Challenge: From the material below, reproduce every line from the one containing "List each element" through the one containing "left-height-label: 0: [25, 494, 32, 507]", both included, and leave out the pictures.

Exercise input:
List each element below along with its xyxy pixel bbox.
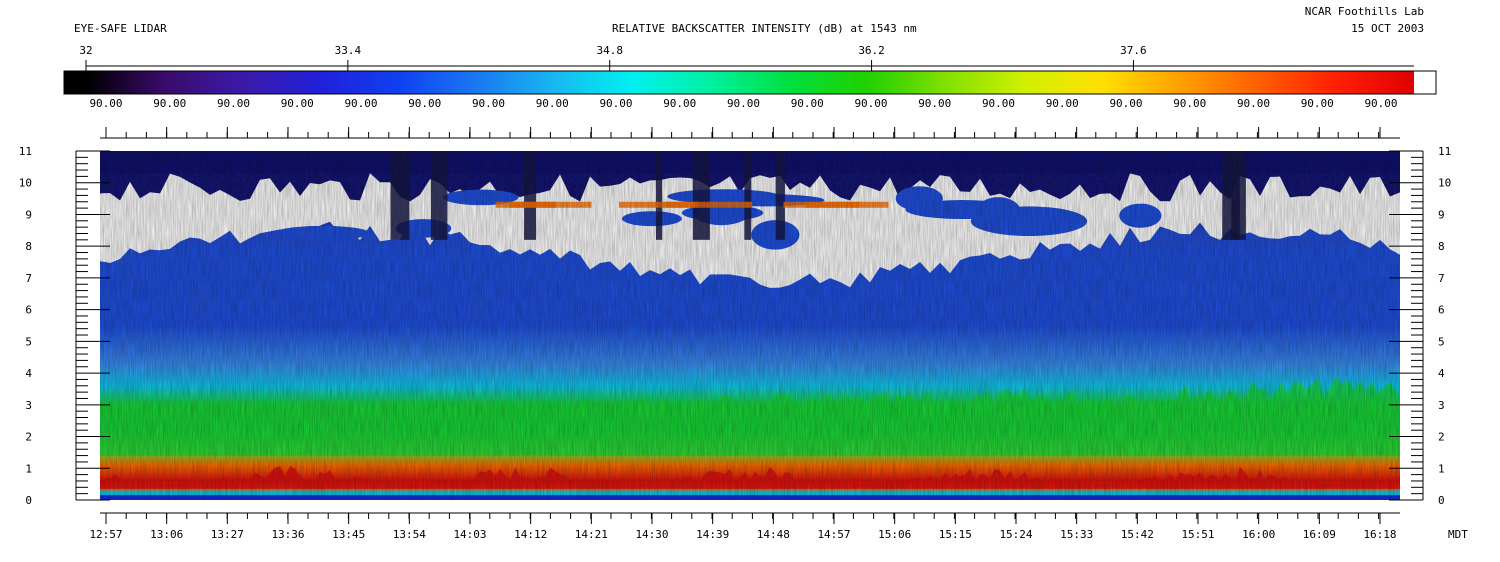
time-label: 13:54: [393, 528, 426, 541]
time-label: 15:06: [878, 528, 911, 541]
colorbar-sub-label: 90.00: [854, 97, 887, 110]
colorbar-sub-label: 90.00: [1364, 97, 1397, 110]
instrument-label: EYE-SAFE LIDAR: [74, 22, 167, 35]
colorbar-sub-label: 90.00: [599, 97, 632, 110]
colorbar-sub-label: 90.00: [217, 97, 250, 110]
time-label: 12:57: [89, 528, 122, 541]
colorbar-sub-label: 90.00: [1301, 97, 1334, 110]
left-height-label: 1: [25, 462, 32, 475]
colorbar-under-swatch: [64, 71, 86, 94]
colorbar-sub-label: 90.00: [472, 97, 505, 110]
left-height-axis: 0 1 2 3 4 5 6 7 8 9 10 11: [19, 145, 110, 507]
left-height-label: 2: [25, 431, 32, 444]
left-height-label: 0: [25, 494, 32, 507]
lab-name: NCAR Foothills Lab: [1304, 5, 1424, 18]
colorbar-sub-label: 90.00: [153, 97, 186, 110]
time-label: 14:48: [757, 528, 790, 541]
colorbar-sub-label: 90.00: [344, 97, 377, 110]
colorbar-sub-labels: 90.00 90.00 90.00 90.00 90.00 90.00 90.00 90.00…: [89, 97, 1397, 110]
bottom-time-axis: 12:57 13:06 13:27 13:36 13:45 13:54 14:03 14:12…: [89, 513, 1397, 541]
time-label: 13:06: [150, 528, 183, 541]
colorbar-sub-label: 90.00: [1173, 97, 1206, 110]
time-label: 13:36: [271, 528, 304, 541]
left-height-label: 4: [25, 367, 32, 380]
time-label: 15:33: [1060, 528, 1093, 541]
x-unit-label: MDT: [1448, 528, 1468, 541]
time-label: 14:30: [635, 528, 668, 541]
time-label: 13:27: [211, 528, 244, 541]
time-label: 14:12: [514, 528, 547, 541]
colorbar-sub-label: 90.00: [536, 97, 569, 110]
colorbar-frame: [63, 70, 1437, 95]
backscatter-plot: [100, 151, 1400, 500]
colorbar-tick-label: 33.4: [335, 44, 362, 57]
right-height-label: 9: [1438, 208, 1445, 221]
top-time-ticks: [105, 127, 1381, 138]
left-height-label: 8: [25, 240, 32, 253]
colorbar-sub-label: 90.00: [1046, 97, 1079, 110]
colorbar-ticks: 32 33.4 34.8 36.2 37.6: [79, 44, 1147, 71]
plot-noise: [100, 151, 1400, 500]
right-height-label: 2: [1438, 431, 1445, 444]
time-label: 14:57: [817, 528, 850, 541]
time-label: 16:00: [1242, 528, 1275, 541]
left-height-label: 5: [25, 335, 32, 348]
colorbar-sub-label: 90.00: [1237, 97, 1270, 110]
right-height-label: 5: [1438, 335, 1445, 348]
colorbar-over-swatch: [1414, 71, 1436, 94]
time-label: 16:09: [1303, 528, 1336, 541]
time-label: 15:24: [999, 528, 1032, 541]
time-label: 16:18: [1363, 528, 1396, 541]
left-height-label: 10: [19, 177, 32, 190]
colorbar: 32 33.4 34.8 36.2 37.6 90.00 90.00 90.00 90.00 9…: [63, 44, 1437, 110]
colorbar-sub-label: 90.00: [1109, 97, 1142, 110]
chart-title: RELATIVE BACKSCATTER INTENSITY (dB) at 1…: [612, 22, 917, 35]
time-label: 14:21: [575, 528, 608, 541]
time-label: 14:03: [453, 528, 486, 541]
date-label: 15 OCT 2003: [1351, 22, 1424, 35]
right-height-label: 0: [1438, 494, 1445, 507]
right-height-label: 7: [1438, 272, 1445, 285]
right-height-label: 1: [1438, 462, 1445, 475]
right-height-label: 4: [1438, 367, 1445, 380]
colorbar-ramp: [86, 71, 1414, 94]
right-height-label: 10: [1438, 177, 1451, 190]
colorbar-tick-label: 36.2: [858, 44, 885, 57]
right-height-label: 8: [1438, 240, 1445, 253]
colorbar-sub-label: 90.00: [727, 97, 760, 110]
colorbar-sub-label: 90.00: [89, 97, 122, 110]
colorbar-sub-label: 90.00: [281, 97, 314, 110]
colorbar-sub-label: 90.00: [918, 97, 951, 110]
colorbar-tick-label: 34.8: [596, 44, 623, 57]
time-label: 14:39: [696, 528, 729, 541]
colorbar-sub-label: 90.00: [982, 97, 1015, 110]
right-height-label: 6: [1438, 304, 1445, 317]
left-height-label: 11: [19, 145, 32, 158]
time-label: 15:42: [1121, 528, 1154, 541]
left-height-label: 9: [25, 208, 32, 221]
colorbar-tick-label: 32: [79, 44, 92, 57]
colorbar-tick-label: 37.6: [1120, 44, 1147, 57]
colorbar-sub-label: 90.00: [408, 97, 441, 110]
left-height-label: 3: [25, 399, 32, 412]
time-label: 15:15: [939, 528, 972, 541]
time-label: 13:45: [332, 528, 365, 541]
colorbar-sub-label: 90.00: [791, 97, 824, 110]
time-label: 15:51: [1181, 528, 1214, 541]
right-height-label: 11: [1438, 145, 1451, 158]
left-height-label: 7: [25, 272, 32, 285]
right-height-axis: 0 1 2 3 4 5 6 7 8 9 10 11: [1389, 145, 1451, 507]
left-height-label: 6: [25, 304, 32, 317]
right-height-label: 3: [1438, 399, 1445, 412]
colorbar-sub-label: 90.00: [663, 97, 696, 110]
* * *
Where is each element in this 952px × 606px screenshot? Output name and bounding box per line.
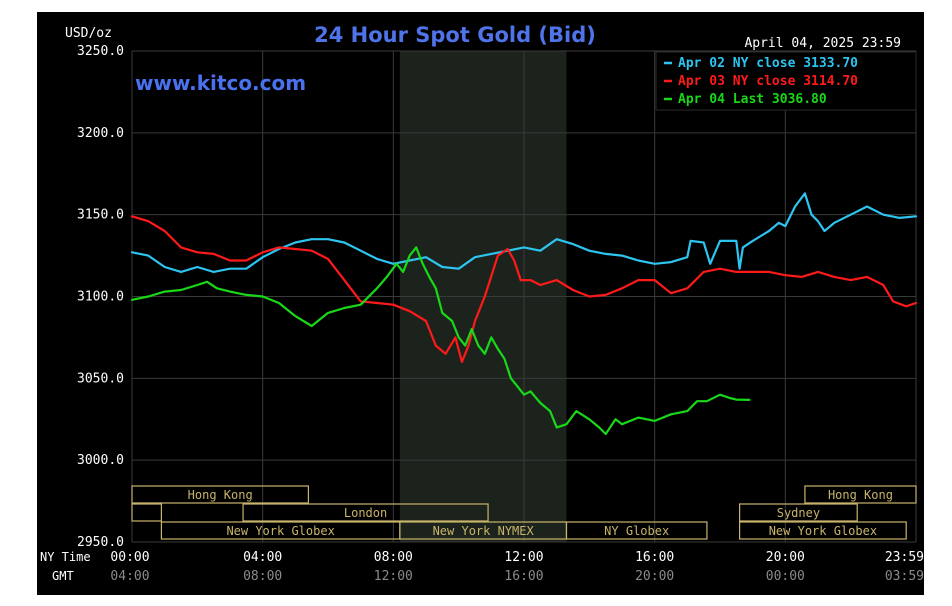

Answer:
List each element below along with its xyxy pixel bbox.
time-label: 13:54: [393, 528, 426, 541]
time-label: 15:06: [878, 528, 911, 541]
colorbar-sub-label: 90.00: [854, 97, 887, 110]
colorbar-sub-label: 90.00: [1364, 97, 1397, 110]
instrument-label: EYE-SAFE LIDAR: [74, 22, 167, 35]
colorbar-sub-label: 90.00: [599, 97, 632, 110]
colorbar-sub-label: 90.00: [217, 97, 250, 110]
time-label: 12:57: [89, 528, 122, 541]
colorbar-sub-label: 90.00: [1301, 97, 1334, 110]
left-height-label: 1: [25, 462, 32, 475]
colorbar-under-swatch: [64, 71, 86, 94]
colorbar-sub-label: 90.00: [472, 97, 505, 110]
left-height-axis: 0 1 2 3 4 5 6 7 8 9 10 11: [19, 145, 110, 507]
left-height-label: 2: [25, 431, 32, 444]
left-height-label: 0: [25, 494, 32, 507]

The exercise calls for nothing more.